# Input for this task
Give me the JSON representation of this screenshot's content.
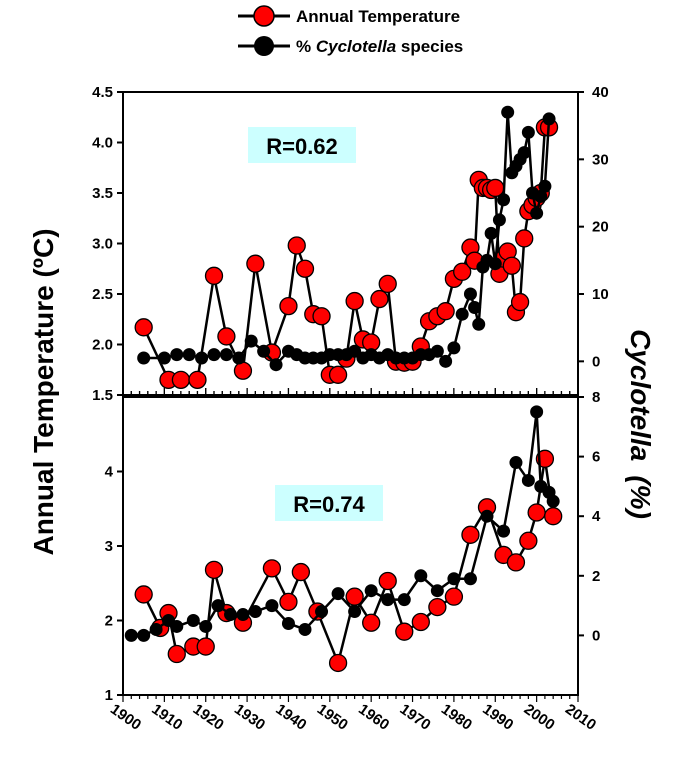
{
  "legend": {
    "temp_label": "Annual Temperature",
    "cyc_prefix": "% ",
    "cyc_italic": "Cyclotella",
    "cyc_suffix": " species"
  },
  "left_axis_label": "Annual Temperature (ºC)",
  "right_axis_label_italic": "Cyclotella",
  "right_axis_label_suffix": "(%)",
  "colors": {
    "temperature": "#ff0000",
    "cyclotella": "#000000",
    "r_box": "#ccffff"
  },
  "chart_data": [
    {
      "type": "line",
      "panel": "top",
      "annotation": "R=0.62",
      "xlim": [
        1900,
        2010
      ],
      "ylim_left": [
        1.5,
        4.5
      ],
      "yticks_left": [
        "1.5",
        "2.0",
        "2.5",
        "3.0",
        "3.5",
        "4.0",
        "4.5"
      ],
      "ylim_right": [
        -5,
        40
      ],
      "yticks_right": [
        "0",
        "10",
        "20",
        "30",
        "40"
      ],
      "series": [
        {
          "name": "Annual Temperature",
          "axis": "left",
          "x": [
            1905,
            1911,
            1914,
            1918,
            1922,
            1925,
            1929,
            1932,
            1936,
            1940,
            1942,
            1944,
            1946,
            1948,
            1950,
            1952,
            1954,
            1956,
            1958,
            1960,
            1962,
            1964,
            1966,
            1968,
            1970,
            1972,
            1974,
            1976,
            1978,
            1980,
            1982,
            1984,
            1985,
            1986,
            1987,
            1988,
            1989,
            1990,
            1991,
            1992,
            1993,
            1994,
            1995,
            1996,
            1997,
            1998,
            1999,
            2000,
            2001,
            2002,
            2003
          ],
          "y": [
            2.17,
            1.65,
            1.65,
            1.65,
            2.68,
            2.08,
            1.74,
            2.8,
            1.92,
            2.38,
            2.98,
            2.75,
            2.3,
            2.28,
            1.7,
            1.7,
            1.86,
            2.43,
            2.05,
            2.02,
            2.45,
            2.6,
            1.83,
            1.82,
            1.83,
            1.98,
            2.23,
            2.28,
            2.33,
            2.65,
            2.72,
            2.96,
            2.83,
            3.63,
            3.55,
            3.55,
            3.53,
            3.55,
            2.7,
            2.85,
            2.92,
            2.78,
            2.32,
            2.42,
            3.05,
            3.32,
            3.38,
            3.45,
            3.5,
            4.15,
            4.15
          ]
        },
        {
          "name": "% Cyclotella species",
          "axis": "right",
          "x": [
            1905,
            1910,
            1913,
            1916,
            1919,
            1922,
            1925,
            1928,
            1931,
            1934,
            1937,
            1940,
            1942,
            1944,
            1946,
            1948,
            1950,
            1952,
            1954,
            1956,
            1958,
            1960,
            1962,
            1964,
            1966,
            1968,
            1970,
            1972,
            1974,
            1976,
            1978,
            1980,
            1982,
            1984,
            1985,
            1986,
            1987,
            1988,
            1989,
            1990,
            1991,
            1992,
            1993,
            1994,
            1995,
            1996,
            1997,
            1998,
            1999,
            2000,
            2001,
            2002,
            2003
          ],
          "y": [
            0.5,
            0.5,
            1.0,
            1.0,
            0.5,
            1.0,
            1.0,
            0.5,
            3.0,
            1.5,
            -0.5,
            1.5,
            1.0,
            0.5,
            0.5,
            0.5,
            1.0,
            1.0,
            1.0,
            1.5,
            0.5,
            1.0,
            0.5,
            1.0,
            0.5,
            0.5,
            0.5,
            1.0,
            1.0,
            1.5,
            0.0,
            2.0,
            7.0,
            10.0,
            8.0,
            5.5,
            14.0,
            15.0,
            19.0,
            14.5,
            21.0,
            24.0,
            37.0,
            28.0,
            29.0,
            30.0,
            31.0,
            34.0,
            25.0,
            22.0,
            24.5,
            26.0,
            36.0
          ]
        }
      ]
    },
    {
      "type": "line",
      "panel": "bottom",
      "annotation": "R=0.74",
      "xlim": [
        1900,
        2010
      ],
      "xticks": [
        "1900",
        "1910",
        "1920",
        "1930",
        "1940",
        "1950",
        "1960",
        "1970",
        "1980",
        "1990",
        "2000",
        "2010"
      ],
      "ylim_left": [
        1,
        5
      ],
      "yticks_left": [
        "1",
        "2",
        "3",
        "4"
      ],
      "ylim_right": [
        -2,
        8
      ],
      "yticks_right": [
        "0",
        "2",
        "4",
        "6",
        "8"
      ],
      "series": [
        {
          "name": "Annual Temperature",
          "axis": "left",
          "x": [
            1905,
            1909,
            1911,
            1913,
            1917,
            1920,
            1922,
            1925,
            1929,
            1936,
            1940,
            1943,
            1947,
            1952,
            1956,
            1960,
            1964,
            1968,
            1972,
            1976,
            1980,
            1984,
            1988,
            1992,
            1995,
            1998,
            2000,
            2002,
            2004
          ],
          "y": [
            2.35,
            1.9,
            2.1,
            1.55,
            1.65,
            1.65,
            2.68,
            2.1,
            1.97,
            2.7,
            2.25,
            2.65,
            2.12,
            1.43,
            2.32,
            1.97,
            2.53,
            1.85,
            1.98,
            2.18,
            2.32,
            3.15,
            3.52,
            2.88,
            2.78,
            3.07,
            3.45,
            4.17,
            3.4
          ]
        },
        {
          "name": "% Cyclotella species",
          "axis": "right",
          "x": [
            1902,
            1905,
            1908,
            1911,
            1913,
            1917,
            1920,
            1923,
            1926,
            1929,
            1932,
            1936,
            1940,
            1944,
            1948,
            1952,
            1956,
            1960,
            1964,
            1968,
            1972,
            1976,
            1980,
            1984,
            1988,
            1992,
            1995,
            1998,
            2000,
            2001,
            2003,
            2004
          ],
          "y": [
            0.0,
            0.0,
            0.2,
            0.5,
            0.3,
            0.5,
            0.3,
            1.0,
            0.7,
            0.7,
            0.8,
            1.0,
            0.4,
            0.2,
            0.8,
            1.4,
            0.8,
            1.5,
            1.2,
            1.2,
            2.0,
            1.5,
            1.9,
            1.9,
            4.0,
            3.5,
            5.8,
            5.2,
            7.5,
            5.0,
            4.8,
            4.5
          ]
        }
      ]
    }
  ]
}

# The task
Output every entry word for word, but omit the pictures.

# Answer to the task
Give me the JSON representation of this screenshot's content.
{
  "legend": {
    "temp_label": "Annual Temperature",
    "cyc_prefix": "% ",
    "cyc_italic": "Cyclotella",
    "cyc_suffix": " species"
  },
  "left_axis_label": "Annual Temperature (ºC)",
  "right_axis_label_italic": "Cyclotella",
  "right_axis_label_suffix": "(%)",
  "colors": {
    "temperature": "#ff0000",
    "cyclotella": "#000000",
    "r_box": "#ccffff"
  },
  "chart_data": [
    {
      "type": "line",
      "panel": "top",
      "annotation": "R=0.62",
      "xlim": [
        1900,
        2010
      ],
      "ylim_left": [
        1.5,
        4.5
      ],
      "yticks_left": [
        "1.5",
        "2.0",
        "2.5",
        "3.0",
        "3.5",
        "4.0",
        "4.5"
      ],
      "ylim_right": [
        -5,
        40
      ],
      "yticks_right": [
        "0",
        "10",
        "20",
        "30",
        "40"
      ],
      "series": [
        {
          "name": "Annual Temperature",
          "axis": "left",
          "x": [
            1905,
            1911,
            1914,
            1918,
            1922,
            1925,
            1929,
            1932,
            1936,
            1940,
            1942,
            1944,
            1946,
            1948,
            1950,
            1952,
            1954,
            1956,
            1958,
            1960,
            1962,
            1964,
            1966,
            1968,
            1970,
            1972,
            1974,
            1976,
            1978,
            1980,
            1982,
            1984,
            1985,
            1986,
            1987,
            1988,
            1989,
            1990,
            1991,
            1992,
            1993,
            1994,
            1995,
            1996,
            1997,
            1998,
            1999,
            2000,
            2001,
            2002,
            2003
          ],
          "y": [
            2.17,
            1.65,
            1.65,
            1.65,
            2.68,
            2.08,
            1.74,
            2.8,
            1.92,
            2.38,
            2.98,
            2.75,
            2.3,
            2.28,
            1.7,
            1.7,
            1.86,
            2.43,
            2.05,
            2.02,
            2.45,
            2.6,
            1.83,
            1.82,
            1.83,
            1.98,
            2.23,
            2.28,
            2.33,
            2.65,
            2.72,
            2.96,
            2.83,
            3.63,
            3.55,
            3.55,
            3.53,
            3.55,
            2.7,
            2.85,
            2.92,
            2.78,
            2.32,
            2.42,
            3.05,
            3.32,
            3.38,
            3.45,
            3.5,
            4.15,
            4.15
          ]
        },
        {
          "name": "% Cyclotella species",
          "axis": "right",
          "x": [
            1905,
            1910,
            1913,
            1916,
            1919,
            1922,
            1925,
            1928,
            1931,
            1934,
            1937,
            1940,
            1942,
            1944,
            1946,
            1948,
            1950,
            1952,
            1954,
            1956,
            1958,
            1960,
            1962,
            1964,
            1966,
            1968,
            1970,
            1972,
            1974,
            1976,
            1978,
            1980,
            1982,
            1984,
            1985,
            1986,
            1987,
            1988,
            1989,
            1990,
            1991,
            1992,
            1993,
            1994,
            1995,
            1996,
            1997,
            1998,
            1999,
            2000,
            2001,
            2002,
            2003
          ],
          "y": [
            0.5,
            0.5,
            1.0,
            1.0,
            0.5,
            1.0,
            1.0,
            0.5,
            3.0,
            1.5,
            -0.5,
            1.5,
            1.0,
            0.5,
            0.5,
            0.5,
            1.0,
            1.0,
            1.0,
            1.5,
            0.5,
            1.0,
            0.5,
            1.0,
            0.5,
            0.5,
            0.5,
            1.0,
            1.0,
            1.5,
            0.0,
            2.0,
            7.0,
            10.0,
            8.0,
            5.5,
            14.0,
            15.0,
            19.0,
            14.5,
            21.0,
            24.0,
            37.0,
            28.0,
            29.0,
            30.0,
            31.0,
            34.0,
            25.0,
            22.0,
            24.5,
            26.0,
            36.0
          ]
        }
      ]
    },
    {
      "type": "line",
      "panel": "bottom",
      "annotation": "R=0.74",
      "xlim": [
        1900,
        2010
      ],
      "xticks": [
        "1900",
        "1910",
        "1920",
        "1930",
        "1940",
        "1950",
        "1960",
        "1970",
        "1980",
        "1990",
        "2000",
        "2010"
      ],
      "ylim_left": [
        1,
        5
      ],
      "yticks_left": [
        "1",
        "2",
        "3",
        "4"
      ],
      "ylim_right": [
        -2,
        8
      ],
      "yticks_right": [
        "0",
        "2",
        "4",
        "6",
        "8"
      ],
      "series": [
        {
          "name": "Annual Temperature",
          "axis": "left",
          "x": [
            1905,
            1909,
            1911,
            1913,
            1917,
            1920,
            1922,
            1925,
            1929,
            1936,
            1940,
            1943,
            1947,
            1952,
            1956,
            1960,
            1964,
            1968,
            1972,
            1976,
            1980,
            1984,
            1988,
            1992,
            1995,
            1998,
            2000,
            2002,
            2004
          ],
          "y": [
            2.35,
            1.9,
            2.1,
            1.55,
            1.65,
            1.65,
            2.68,
            2.1,
            1.97,
            2.7,
            2.25,
            2.65,
            2.12,
            1.43,
            2.32,
            1.97,
            2.53,
            1.85,
            1.98,
            2.18,
            2.32,
            3.15,
            3.52,
            2.88,
            2.78,
            3.07,
            3.45,
            4.17,
            3.4
          ]
        },
        {
          "name": "% Cyclotella species",
          "axis": "right",
          "x": [
            1902,
            1905,
            1908,
            1911,
            1913,
            1917,
            1920,
            1923,
            1926,
            1929,
            1932,
            1936,
            1940,
            1944,
            1948,
            1952,
            1956,
            1960,
            1964,
            1968,
            1972,
            1976,
            1980,
            1984,
            1988,
            1992,
            1995,
            1998,
            2000,
            2001,
            2003,
            2004
          ],
          "y": [
            0.0,
            0.0,
            0.2,
            0.5,
            0.3,
            0.5,
            0.3,
            1.0,
            0.7,
            0.7,
            0.8,
            1.0,
            0.4,
            0.2,
            0.8,
            1.4,
            0.8,
            1.5,
            1.2,
            1.2,
            2.0,
            1.5,
            1.9,
            1.9,
            4.0,
            3.5,
            5.8,
            5.2,
            7.5,
            5.0,
            4.8,
            4.5
          ]
        }
      ]
    }
  ]
}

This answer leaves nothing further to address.